TEXTE FOURNI:
□ □ □

CA Rennes, 2e ch., 15 octobre 2024, n° 22/02928

RENNES

Arrêt

Confirmation

PARTIES

Demandeur :

BNP Paribas Personal Finance (SA)

Défendeur :

Optyenergy (Sté)

COMPOSITION DE LA JURIDICTION

Président :

M. Jobard

Conseillers :

M. Pothier, Mme Barthe-Nari

Avocats :

Me Castres, Me Reinhard, Me Delomel

CA Rennes n° 22/02928

14 octobre 2024

EXPOSE DU LITIGE

A la suite d'un démarchage à domicile, M. [S] [X] et Mme [L] [Y] (les époux [X]) ont, selon bon de commande du 28 août 2018, commandé à la société Optynergy la fourniture et la pose d'une pompe à chaleur et de cinq fenêtres, moyennant le prix total de 35 300 euros TTC.

Afin de financer cette installation, la société BNP Paribas Personal Finance (la BNP PPF), exerçant sous la dénomination commerciale Cetelem a, selon offre acceptée le même jour, consenti à M. [X] un prêt de 35 300 euros au taux de 3,83 % l'an, remboursable en une mensualité de 269,49 euros et 179 mensualités de 291,71 euros, hors assurance emprunteur, après un différé d'amortissement de 6 mois.

Les fonds ont été versés à la société Optynergy au vu d'un procès-verbal de fin de chantier et d'une demande de financement du 11 septembre 2018.

Prétendant que le bon de commande était irrégulier et que l'installation comportait des malfaçons affectant la sécurité de la pompe à chaleur, les époux [X] ont, par actes des 22 et 23 décembre 2020, fait assigner devant le juge des contentieux de la protection du tribunal de proximité de Fougères la société Optynergy et la BNP PPF en annulation ou, à défaut, en résolution des contrats de vente et de prêt.

Puis, par acte du 29 mars 2021, ils ont appelé à la cause la SELARL Athena, prise en la personne de Mme [P] [E], ès-qualités de liquidatrice de la société Optynergy, mise en liquidation judiciaire par jugement du tribunal de commerce de Rennes du 6 janvier 2021.

Les deux procédures ont été jointes.

Par jugement du 17 mars 2022, le premier juge a :

- annulé le contrat du 28 août 2018 conclu entre M. et Mme [X] et la société Optynergy,

- annulé le contrat de crédit affecté conclu entre M. [S] [X] et la société BNP Paribas Personal Finance le 28 août 2018,

- dit que la société BNP Paribas Personal Finance a commis une faute qui la prive du droit à remboursement du capital emprunté,

- condamné la société BNP Paribas Personal Finance à restituer à M. [S] [X] les sommes et échéances perçues en exécution du contrat de crédit après établissement d'un décompte,

- débouté M. et Mme [X] du surplus de leurs demandes,

- débouté la société BNP Paribas Personal Finance de ses demandes,

- condamné la société BNP Paribas Personal Finance à payer à M. [S] [X] la somme de 1 000 euros en application des dispositions de l'article 700 du code de procédure civile,

- condamné la société BNP Paribas Personal Finance aux dépens,

- rappelé que la décision est exécutoire à titre provisoire.

□ □ □

ÉNONCÉ: Dans le texte fourni sur l'arrêt de la cour d'appel de Rennes, relevez tous les magistrats qui composent la juridiction et indiquez le rôle de chacun. Les enregistrements n'ont aucun lien avec le texte fourni.

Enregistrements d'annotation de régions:
□ □ □

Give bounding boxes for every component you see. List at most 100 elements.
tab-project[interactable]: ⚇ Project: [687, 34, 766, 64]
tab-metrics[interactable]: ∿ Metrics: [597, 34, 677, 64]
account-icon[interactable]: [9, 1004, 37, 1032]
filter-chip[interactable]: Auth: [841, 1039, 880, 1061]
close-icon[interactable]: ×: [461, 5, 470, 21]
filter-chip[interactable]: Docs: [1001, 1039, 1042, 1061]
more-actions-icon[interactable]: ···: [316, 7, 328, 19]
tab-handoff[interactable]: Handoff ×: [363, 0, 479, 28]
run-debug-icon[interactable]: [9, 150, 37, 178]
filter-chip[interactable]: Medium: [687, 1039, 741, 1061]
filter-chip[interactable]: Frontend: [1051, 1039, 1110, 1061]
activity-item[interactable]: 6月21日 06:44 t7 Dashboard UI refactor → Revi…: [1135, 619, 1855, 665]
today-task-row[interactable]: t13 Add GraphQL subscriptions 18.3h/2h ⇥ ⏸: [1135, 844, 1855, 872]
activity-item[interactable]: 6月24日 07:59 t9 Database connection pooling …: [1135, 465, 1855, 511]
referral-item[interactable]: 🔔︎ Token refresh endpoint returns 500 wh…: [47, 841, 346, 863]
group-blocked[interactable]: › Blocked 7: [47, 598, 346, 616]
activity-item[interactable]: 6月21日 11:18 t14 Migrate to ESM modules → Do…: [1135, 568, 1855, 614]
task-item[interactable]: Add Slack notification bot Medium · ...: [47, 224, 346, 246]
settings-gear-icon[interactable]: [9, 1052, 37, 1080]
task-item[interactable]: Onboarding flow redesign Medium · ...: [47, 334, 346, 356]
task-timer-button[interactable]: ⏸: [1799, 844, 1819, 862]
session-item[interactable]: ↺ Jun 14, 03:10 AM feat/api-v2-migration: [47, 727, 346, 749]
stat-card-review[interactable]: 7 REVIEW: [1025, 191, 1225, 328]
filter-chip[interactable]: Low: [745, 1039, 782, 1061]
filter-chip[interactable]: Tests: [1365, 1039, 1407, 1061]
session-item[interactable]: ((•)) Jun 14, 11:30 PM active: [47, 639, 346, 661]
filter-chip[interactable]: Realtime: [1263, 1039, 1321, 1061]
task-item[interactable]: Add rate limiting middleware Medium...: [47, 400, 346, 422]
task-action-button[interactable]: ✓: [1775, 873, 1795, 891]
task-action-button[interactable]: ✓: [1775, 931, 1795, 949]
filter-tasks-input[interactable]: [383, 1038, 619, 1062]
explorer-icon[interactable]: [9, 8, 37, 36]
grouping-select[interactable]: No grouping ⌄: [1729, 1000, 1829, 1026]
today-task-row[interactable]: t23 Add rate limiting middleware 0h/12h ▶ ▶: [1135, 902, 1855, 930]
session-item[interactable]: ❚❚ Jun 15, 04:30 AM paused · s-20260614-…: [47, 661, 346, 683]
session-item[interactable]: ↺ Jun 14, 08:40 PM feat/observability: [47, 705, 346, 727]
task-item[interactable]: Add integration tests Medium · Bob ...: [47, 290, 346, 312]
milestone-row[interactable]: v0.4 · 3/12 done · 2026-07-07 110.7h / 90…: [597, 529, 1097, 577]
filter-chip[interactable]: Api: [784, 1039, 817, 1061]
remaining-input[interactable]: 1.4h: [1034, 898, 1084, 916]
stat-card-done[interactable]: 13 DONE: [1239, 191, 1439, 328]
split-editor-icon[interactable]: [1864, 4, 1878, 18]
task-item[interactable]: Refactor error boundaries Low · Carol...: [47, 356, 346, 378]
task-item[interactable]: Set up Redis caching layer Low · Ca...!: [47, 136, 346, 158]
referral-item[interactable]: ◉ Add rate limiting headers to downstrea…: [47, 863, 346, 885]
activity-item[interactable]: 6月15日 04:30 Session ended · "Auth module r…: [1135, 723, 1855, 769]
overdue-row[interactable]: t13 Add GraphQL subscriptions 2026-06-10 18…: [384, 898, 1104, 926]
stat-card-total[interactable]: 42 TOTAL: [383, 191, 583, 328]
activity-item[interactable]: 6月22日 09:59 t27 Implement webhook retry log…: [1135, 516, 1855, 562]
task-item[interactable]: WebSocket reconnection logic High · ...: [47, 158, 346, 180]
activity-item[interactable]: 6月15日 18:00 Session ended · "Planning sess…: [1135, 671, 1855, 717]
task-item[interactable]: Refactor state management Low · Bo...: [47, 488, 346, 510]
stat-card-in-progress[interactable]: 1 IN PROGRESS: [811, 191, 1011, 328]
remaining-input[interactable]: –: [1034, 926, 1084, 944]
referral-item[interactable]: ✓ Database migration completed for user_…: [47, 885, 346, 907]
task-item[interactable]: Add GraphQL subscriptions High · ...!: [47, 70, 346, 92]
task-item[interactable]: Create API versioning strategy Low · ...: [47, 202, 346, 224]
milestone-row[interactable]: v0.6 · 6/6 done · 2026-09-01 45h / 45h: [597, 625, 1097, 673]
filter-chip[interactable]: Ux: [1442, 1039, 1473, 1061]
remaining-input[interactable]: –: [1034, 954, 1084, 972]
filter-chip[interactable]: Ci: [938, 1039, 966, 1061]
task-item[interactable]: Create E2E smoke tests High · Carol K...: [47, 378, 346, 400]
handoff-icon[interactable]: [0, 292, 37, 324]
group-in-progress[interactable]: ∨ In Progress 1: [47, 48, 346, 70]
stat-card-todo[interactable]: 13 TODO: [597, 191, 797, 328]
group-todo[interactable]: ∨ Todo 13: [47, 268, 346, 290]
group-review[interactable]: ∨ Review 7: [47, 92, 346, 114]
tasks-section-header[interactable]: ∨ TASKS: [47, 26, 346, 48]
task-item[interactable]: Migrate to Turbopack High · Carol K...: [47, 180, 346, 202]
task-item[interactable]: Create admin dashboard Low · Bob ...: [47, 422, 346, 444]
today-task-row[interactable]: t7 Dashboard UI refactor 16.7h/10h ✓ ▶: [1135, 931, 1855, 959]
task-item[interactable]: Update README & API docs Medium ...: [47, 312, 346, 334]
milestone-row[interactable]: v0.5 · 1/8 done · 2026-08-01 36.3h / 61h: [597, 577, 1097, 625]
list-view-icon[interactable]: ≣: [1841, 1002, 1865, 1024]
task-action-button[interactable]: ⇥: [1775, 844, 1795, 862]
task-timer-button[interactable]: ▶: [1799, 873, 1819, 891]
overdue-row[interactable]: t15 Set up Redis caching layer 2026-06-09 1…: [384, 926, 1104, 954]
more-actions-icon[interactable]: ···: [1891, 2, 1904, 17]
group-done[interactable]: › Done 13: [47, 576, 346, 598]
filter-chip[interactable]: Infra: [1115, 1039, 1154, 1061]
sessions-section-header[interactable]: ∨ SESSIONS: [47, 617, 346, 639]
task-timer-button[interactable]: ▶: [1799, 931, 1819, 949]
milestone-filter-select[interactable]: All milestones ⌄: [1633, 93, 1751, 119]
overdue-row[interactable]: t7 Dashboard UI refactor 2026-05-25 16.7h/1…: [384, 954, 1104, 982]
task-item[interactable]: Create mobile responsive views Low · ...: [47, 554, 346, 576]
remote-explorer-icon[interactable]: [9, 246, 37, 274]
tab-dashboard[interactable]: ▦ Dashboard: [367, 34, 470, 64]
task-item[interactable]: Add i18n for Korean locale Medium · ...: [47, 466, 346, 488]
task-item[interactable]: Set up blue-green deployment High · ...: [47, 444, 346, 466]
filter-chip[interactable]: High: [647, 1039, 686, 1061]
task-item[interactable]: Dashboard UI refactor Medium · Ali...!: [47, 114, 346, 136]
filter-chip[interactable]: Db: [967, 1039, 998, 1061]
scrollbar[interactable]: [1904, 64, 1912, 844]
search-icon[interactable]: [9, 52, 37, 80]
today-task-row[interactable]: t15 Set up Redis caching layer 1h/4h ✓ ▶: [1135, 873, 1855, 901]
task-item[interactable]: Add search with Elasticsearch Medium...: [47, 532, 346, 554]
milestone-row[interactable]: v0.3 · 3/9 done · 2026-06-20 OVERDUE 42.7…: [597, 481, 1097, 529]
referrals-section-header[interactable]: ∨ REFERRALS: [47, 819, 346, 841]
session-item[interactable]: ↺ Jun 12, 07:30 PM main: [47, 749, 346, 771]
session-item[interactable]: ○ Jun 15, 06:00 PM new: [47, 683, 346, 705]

□ □ □

RÉSULTAT:
- M. Jobard, président
- M. Pothier, conseiller
- Mme Barthe-Nari, conseillère